• DO THIS:
Restate all of the data exactly.

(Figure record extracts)
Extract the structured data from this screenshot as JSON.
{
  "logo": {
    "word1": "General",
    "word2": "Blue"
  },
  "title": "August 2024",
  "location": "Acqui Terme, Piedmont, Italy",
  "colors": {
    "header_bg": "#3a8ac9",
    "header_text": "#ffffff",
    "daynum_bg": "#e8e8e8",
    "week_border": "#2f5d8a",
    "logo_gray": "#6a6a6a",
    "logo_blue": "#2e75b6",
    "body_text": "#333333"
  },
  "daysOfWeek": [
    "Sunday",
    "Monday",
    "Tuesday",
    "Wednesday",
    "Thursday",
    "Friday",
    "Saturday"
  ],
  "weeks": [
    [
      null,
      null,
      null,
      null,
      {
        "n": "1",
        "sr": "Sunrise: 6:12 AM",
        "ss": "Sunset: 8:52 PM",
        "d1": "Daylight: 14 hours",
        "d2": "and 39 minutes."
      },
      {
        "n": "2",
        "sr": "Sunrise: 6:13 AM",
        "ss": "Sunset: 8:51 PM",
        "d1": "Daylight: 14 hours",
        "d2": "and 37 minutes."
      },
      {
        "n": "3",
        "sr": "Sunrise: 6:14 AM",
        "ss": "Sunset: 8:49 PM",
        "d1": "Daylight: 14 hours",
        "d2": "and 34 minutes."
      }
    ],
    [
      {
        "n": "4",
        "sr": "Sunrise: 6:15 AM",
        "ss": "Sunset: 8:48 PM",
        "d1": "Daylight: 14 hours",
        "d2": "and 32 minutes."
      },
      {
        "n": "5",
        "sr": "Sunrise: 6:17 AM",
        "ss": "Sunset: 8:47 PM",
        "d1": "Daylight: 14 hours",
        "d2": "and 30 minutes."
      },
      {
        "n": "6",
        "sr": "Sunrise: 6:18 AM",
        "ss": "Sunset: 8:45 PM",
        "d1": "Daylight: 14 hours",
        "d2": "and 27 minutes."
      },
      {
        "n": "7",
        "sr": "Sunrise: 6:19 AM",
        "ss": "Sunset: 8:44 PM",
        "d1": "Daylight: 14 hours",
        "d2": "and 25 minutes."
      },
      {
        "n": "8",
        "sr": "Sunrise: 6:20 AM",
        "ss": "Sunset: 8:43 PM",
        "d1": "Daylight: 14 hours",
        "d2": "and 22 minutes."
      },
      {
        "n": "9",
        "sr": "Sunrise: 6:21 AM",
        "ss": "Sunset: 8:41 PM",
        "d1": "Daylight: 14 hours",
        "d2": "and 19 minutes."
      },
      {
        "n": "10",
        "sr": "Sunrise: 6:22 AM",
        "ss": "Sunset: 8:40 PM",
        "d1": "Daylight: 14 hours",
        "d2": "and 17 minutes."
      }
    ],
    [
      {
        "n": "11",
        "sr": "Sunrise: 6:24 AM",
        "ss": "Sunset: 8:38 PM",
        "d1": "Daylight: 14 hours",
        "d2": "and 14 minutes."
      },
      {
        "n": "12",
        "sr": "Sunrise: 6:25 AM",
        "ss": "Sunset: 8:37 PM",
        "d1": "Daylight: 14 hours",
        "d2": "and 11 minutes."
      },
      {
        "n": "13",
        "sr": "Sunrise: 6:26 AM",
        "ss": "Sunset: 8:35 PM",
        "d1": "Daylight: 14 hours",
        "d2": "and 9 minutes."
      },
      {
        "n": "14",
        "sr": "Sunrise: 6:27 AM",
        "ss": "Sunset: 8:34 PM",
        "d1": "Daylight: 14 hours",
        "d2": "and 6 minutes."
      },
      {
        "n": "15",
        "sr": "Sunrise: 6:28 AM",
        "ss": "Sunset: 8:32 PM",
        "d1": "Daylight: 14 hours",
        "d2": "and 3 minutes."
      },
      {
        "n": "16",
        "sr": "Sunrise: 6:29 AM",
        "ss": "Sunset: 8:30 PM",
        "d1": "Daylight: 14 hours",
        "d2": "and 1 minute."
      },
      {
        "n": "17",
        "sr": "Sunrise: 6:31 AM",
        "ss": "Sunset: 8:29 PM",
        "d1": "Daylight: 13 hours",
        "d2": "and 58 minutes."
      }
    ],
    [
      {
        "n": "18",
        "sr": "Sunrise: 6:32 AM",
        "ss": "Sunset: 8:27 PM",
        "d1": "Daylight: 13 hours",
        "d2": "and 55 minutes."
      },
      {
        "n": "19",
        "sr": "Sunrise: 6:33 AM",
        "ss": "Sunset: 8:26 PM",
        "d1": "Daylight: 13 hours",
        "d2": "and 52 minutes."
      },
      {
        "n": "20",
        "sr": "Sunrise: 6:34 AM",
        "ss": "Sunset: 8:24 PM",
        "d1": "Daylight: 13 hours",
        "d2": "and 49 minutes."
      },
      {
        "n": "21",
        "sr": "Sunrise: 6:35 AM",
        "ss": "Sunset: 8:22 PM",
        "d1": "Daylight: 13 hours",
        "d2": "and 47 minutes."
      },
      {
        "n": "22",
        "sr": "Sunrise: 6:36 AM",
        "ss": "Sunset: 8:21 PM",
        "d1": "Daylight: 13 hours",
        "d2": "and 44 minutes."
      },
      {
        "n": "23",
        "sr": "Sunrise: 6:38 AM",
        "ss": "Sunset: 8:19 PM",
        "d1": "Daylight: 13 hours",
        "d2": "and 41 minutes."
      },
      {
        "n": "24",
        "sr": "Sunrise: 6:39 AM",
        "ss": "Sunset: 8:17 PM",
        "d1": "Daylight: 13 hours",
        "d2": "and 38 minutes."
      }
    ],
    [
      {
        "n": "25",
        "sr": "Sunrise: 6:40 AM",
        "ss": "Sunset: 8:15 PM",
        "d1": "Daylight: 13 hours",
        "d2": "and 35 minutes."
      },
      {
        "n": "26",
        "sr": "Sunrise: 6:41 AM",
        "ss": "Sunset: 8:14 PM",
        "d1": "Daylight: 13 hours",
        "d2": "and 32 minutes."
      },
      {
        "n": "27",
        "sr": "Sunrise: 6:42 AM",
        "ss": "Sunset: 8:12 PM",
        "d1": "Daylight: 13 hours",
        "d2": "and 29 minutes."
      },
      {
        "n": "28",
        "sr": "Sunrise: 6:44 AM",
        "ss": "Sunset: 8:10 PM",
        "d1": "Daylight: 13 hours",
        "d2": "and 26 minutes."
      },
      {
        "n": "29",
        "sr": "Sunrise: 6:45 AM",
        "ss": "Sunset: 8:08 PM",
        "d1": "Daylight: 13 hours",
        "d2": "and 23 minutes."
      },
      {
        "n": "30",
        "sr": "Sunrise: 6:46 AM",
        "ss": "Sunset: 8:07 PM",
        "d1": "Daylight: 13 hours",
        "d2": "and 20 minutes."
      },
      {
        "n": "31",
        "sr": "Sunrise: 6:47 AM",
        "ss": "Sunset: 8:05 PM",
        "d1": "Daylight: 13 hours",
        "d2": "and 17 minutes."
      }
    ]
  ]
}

• OUTPUT FOR THIS TASK:
Extract the structured data from this screenshot as JSON.
{
  "logo": {
    "word1": "General",
    "word2": "Blue"
  },
  "title": "August 2024",
  "location": "Acqui Terme, Piedmont, Italy",
  "colors": {
    "header_bg": "#3a8ac9",
    "header_text": "#ffffff",
    "daynum_bg": "#e8e8e8",
    "week_border": "#2f5d8a",
    "logo_gray": "#6a6a6a",
    "logo_blue": "#2e75b6",
    "body_text": "#333333"
  },
  "daysOfWeek": [
    "Sunday",
    "Monday",
    "Tuesday",
    "Wednesday",
    "Thursday",
    "Friday",
    "Saturday"
  ],
  "weeks": [
    [
      null,
      null,
      null,
      null,
      {
        "n": "1",
        "sr": "Sunrise: 6:12 AM",
        "ss": "Sunset: 8:52 PM",
        "d1": "Daylight: 14 hours",
        "d2": "and 39 minutes."
      },
      {
        "n": "2",
        "sr": "Sunrise: 6:13 AM",
        "ss": "Sunset: 8:51 PM",
        "d1": "Daylight: 14 hours",
        "d2": "and 37 minutes."
      },
      {
        "n": "3",
        "sr": "Sunrise: 6:14 AM",
        "ss": "Sunset: 8:49 PM",
        "d1": "Daylight: 14 hours",
        "d2": "and 34 minutes."
      }
    ],
    [
      {
        "n": "4",
        "sr": "Sunrise: 6:15 AM",
        "ss": "Sunset: 8:48 PM",
        "d1": "Daylight: 14 hours",
        "d2": "and 32 minutes."
      },
      {
        "n": "5",
        "sr": "Sunrise: 6:17 AM",
        "ss": "Sunset: 8:47 PM",
        "d1": "Daylight: 14 hours",
        "d2": "and 30 minutes."
      },
      {
        "n": "6",
        "sr": "Sunrise: 6:18 AM",
        "ss": "Sunset: 8:45 PM",
        "d1": "Daylight: 14 hours",
        "d2": "and 27 minutes."
      },
      {
        "n": "7",
        "sr": "Sunrise: 6:19 AM",
        "ss": "Sunset: 8:44 PM",
        "d1": "Daylight: 14 hours",
        "d2": "and 25 minutes."
      },
      {
        "n": "8",
        "sr": "Sunrise: 6:20 AM",
        "ss": "Sunset: 8:43 PM",
        "d1": "Daylight: 14 hours",
        "d2": "and 22 minutes."
      },
      {
        "n": "9",
        "sr": "Sunrise: 6:21 AM",
        "ss": "Sunset: 8:41 PM",
        "d1": "Daylight: 14 hours",
        "d2": "and 19 minutes."
      },
      {
        "n": "10",
        "sr": "Sunrise: 6:22 AM",
        "ss": "Sunset: 8:40 PM",
        "d1": "Daylight: 14 hours",
        "d2": "and 17 minutes."
      }
    ],
    [
      {
        "n": "11",
        "sr": "Sunrise: 6:24 AM",
        "ss": "Sunset: 8:38 PM",
        "d1": "Daylight: 14 hours",
        "d2": "and 14 minutes."
      },
      {
        "n": "12",
        "sr": "Sunrise: 6:25 AM",
        "ss": "Sunset: 8:37 PM",
        "d1": "Daylight: 14 hours",
        "d2": "and 11 minutes."
      },
      {
        "n": "13",
        "sr": "Sunrise: 6:26 AM",
        "ss": "Sunset: 8:35 PM",
        "d1": "Daylight: 14 hours",
        "d2": "and 9 minutes."
      },
      {
        "n": "14",
        "sr": "Sunrise: 6:27 AM",
        "ss": "Sunset: 8:34 PM",
        "d1": "Daylight: 14 hours",
        "d2": "and 6 minutes."
      },
      {
        "n": "15",
        "sr": "Sunrise: 6:28 AM",
        "ss": "Sunset: 8:32 PM",
        "d1": "Daylight: 14 hours",
        "d2": "and 3 minutes."
      },
      {
        "n": "16",
        "sr": "Sunrise: 6:29 AM",
        "ss": "Sunset: 8:30 PM",
        "d1": "Daylight: 14 hours",
        "d2": "and 1 minute."
      },
      {
        "n": "17",
        "sr": "Sunrise: 6:31 AM",
        "ss": "Sunset: 8:29 PM",
        "d1": "Daylight: 13 hours",
        "d2": "and 58 minutes."
      }
    ],
    [
      {
        "n": "18",
        "sr": "Sunrise: 6:32 AM",
        "ss": "Sunset: 8:27 PM",
        "d1": "Daylight: 13 hours",
        "d2": "and 55 minutes."
      },
      {
        "n": "19",
        "sr": "Sunrise: 6:33 AM",
        "ss": "Sunset: 8:26 PM",
        "d1": "Daylight: 13 hours",
        "d2": "and 52 minutes."
      },
      {
        "n": "20",
        "sr": "Sunrise: 6:34 AM",
        "ss": "Sunset: 8:24 PM",
        "d1": "Daylight: 13 hours",
        "d2": "and 49 minutes."
      },
      {
        "n": "21",
        "sr": "Sunrise: 6:35 AM",
        "ss": "Sunset: 8:22 PM",
        "d1": "Daylight: 13 hours",
        "d2": "and 47 minutes."
      },
      {
        "n": "22",
        "sr": "Sunrise: 6:36 AM",
        "ss": "Sunset: 8:21 PM",
        "d1": "Daylight: 13 hours",
        "d2": "and 44 minutes."
      },
      {
        "n": "23",
        "sr": "Sunrise: 6:38 AM",
        "ss": "Sunset: 8:19 PM",
        "d1": "Daylight: 13 hours",
        "d2": "and 41 minutes."
      },
      {
        "n": "24",
        "sr": "Sunrise: 6:39 AM",
        "ss": "Sunset: 8:17 PM",
        "d1": "Daylight: 13 hours",
        "d2": "and 38 minutes."
      }
    ],
    [
      {
        "n": "25",
        "sr": "Sunrise: 6:40 AM",
        "ss": "Sunset: 8:15 PM",
        "d1": "Daylight: 13 hours",
        "d2": "and 35 minutes."
      },
      {
        "n": "26",
        "sr": "Sunrise: 6:41 AM",
        "ss": "Sunset: 8:14 PM",
        "d1": "Daylight: 13 hours",
        "d2": "and 32 minutes."
      },
      {
        "n": "27",
        "sr": "Sunrise: 6:42 AM",
        "ss": "Sunset: 8:12 PM",
        "d1": "Daylight: 13 hours",
        "d2": "and 29 minutes."
      },
      {
        "n": "28",
        "sr": "Sunrise: 6:44 AM",
        "ss": "Sunset: 8:10 PM",
        "d1": "Daylight: 13 hours",
        "d2": "and 26 minutes."
      },
      {
        "n": "29",
        "sr": "Sunrise: 6:45 AM",
        "ss": "Sunset: 8:08 PM",
        "d1": "Daylight: 13 hours",
        "d2": "and 23 minutes."
      },
      {
        "n": "30",
        "sr": "Sunrise: 6:46 AM",
        "ss": "Sunset: 8:07 PM",
        "d1": "Daylight: 13 hours",
        "d2": "and 20 minutes."
      },
      {
        "n": "31",
        "sr": "Sunrise: 6:47 AM",
        "ss": "Sunset: 8:05 PM",
        "d1": "Daylight: 13 hours",
        "d2": "and 17 minutes."
      }
    ]
  ]
}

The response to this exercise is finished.